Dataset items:
* begin *

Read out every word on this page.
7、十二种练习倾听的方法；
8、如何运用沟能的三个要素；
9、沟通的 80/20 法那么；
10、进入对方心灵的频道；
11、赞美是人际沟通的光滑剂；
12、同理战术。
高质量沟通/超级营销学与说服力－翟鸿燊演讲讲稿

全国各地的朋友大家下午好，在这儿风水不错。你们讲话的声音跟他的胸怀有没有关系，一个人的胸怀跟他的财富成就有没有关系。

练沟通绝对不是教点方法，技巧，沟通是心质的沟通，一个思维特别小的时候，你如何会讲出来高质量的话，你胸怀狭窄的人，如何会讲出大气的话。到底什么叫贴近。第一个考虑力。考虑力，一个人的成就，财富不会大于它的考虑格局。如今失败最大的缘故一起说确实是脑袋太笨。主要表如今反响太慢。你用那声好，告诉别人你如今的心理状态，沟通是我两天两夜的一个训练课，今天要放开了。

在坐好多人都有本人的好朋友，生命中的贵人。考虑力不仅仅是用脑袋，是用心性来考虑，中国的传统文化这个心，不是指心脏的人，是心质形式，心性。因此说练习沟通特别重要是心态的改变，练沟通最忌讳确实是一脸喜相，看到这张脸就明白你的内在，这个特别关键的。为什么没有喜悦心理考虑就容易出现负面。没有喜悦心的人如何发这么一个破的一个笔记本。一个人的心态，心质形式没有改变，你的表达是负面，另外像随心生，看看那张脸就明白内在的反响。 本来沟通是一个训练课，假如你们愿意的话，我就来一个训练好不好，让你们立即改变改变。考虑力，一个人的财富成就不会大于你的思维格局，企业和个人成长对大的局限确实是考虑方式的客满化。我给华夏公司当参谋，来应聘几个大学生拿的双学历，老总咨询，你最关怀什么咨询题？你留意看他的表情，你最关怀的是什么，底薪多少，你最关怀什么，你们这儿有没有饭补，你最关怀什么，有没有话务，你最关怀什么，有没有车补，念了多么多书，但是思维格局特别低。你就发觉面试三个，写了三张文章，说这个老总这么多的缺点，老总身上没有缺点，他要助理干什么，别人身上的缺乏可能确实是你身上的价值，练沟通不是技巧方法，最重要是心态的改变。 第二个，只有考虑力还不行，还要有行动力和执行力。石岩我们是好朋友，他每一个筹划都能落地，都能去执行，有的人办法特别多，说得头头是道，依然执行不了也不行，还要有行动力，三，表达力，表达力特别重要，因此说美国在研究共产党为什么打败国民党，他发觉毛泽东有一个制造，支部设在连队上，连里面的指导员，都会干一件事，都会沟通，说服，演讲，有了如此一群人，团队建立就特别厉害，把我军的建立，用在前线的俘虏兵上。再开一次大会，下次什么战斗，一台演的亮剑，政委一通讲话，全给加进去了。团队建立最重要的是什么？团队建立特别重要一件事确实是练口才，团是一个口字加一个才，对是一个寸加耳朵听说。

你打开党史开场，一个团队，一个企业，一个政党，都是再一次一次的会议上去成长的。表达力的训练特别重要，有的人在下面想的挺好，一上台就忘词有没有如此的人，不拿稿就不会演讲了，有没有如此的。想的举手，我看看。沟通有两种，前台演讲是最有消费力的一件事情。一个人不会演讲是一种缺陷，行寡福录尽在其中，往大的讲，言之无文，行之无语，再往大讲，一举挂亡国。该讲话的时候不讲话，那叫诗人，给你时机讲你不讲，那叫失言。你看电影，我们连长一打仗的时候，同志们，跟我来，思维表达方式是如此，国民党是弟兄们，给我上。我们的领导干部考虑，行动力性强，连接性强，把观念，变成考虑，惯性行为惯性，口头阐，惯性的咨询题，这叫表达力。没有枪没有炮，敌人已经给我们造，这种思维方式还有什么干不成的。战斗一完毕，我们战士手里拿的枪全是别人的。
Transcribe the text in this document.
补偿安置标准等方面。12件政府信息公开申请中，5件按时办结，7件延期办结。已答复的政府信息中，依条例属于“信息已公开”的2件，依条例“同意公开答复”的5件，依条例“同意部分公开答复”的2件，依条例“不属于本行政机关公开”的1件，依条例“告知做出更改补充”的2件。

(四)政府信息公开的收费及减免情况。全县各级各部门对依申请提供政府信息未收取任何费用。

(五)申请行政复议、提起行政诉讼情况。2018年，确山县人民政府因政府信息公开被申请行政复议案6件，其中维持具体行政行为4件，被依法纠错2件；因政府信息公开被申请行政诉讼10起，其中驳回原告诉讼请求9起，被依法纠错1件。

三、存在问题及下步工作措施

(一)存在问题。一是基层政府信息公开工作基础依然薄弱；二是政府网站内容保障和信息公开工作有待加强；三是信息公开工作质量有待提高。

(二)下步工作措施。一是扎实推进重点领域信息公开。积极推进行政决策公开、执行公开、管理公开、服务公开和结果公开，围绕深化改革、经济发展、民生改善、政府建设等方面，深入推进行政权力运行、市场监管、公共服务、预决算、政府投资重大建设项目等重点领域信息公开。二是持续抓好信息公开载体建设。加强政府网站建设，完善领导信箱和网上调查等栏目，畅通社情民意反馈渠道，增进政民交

* end *

Stated exercise:
Select all lines in the listing that include the word "this".

Full answer:
Read out every word on this page.
Transcribe the text in this document.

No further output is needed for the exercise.